Quote the whole listing verbatim.

# [Exercise data]
* * * * * * * * *

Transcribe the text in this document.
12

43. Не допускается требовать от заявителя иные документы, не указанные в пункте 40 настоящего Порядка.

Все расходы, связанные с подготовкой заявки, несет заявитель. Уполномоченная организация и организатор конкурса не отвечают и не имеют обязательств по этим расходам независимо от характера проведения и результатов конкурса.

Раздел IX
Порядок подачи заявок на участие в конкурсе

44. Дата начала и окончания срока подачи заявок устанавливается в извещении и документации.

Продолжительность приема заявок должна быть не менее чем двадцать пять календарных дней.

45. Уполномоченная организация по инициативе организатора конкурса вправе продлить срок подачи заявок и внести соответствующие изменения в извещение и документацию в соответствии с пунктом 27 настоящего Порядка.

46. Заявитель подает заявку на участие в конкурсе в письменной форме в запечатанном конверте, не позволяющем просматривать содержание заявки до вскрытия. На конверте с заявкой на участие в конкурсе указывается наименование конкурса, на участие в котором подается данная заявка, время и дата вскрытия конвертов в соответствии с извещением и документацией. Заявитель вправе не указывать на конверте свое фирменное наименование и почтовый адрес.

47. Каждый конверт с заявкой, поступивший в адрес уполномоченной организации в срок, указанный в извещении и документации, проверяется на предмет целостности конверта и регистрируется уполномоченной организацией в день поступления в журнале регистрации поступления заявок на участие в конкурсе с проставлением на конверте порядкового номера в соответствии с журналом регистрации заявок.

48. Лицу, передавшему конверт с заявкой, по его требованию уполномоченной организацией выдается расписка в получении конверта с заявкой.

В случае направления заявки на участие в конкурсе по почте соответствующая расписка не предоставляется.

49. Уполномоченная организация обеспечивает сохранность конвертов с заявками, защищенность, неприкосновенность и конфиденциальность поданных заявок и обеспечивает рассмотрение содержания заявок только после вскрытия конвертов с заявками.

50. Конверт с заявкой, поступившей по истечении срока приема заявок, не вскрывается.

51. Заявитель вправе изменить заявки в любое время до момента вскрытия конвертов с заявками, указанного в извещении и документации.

* * * * * * * * *

# [Exercise answer]
Transcribe the text in this document.
12

43. Не допускается требовать от заявителя иные документы, не указанные в пункте 40 настоящего Порядка.

Все расходы, связанные с подготовкой заявки, несет заявитель. Уполномоченная организация и организатор конкурса не отвечают и не имеют обязательств по этим расходам независимо от характера проведения и результатов конкурса.

Раздел IX
Порядок подачи заявок на участие в конкурсе

44. Дата начала и окончания срока подачи заявок устанавливается в извещении и документации.

Продолжительность приема заявок должна быть не менее чем двадцать пять календарных дней.

45. Уполномоченная организация по инициативе организатора конкурса вправе продлить срок подачи заявок и внести соответствующие изменения в извещение и документацию в соответствии с пунктом 27 настоящего Порядка.

46. Заявитель подает заявку на участие в конкурсе в письменной форме в запечатанном конверте, не позволяющем просматривать содержание заявки до вскрытия. На конверте с заявкой на участие в конкурсе указывается наименование конкурса, на участие в котором подается данная заявка, время и дата вскрытия конвертов в соответствии с извещением и документацией. Заявитель вправе не указывать на конверте свое фирменное наименование и почтовый адрес.

47. Каждый конверт с заявкой, поступивший в адрес уполномоченной организации в срок, указанный в извещении и документации, проверяется на предмет целостности конверта и регистрируется уполномоченной организацией в день поступления в журнале регистрации поступления заявок на участие в конкурсе с проставлением на конверте порядкового номера в соответствии с журналом регистрации заявок.

48. Лицу, передавшему конверт с заявкой, по его требованию уполномоченной организацией выдается расписка в получении конверта с заявкой.

В случае направления заявки на участие в конкурсе по почте соответствующая расписка не предоставляется.

49. Уполномоченная организация обеспечивает сохранность конвертов с заявками, защищенность, неприкосновенность и конфиденциальность поданных заявок и обеспечивает рассмотрение содержания заявок только после вскрытия конвертов с заявками.

50. Конверт с заявкой, поступившей по истечении срока приема заявок, не вскрывается.

51. Заявитель вправе изменить заявки в любое время до момента вскрытия конвертов с заявками, указанного в извещении и документации.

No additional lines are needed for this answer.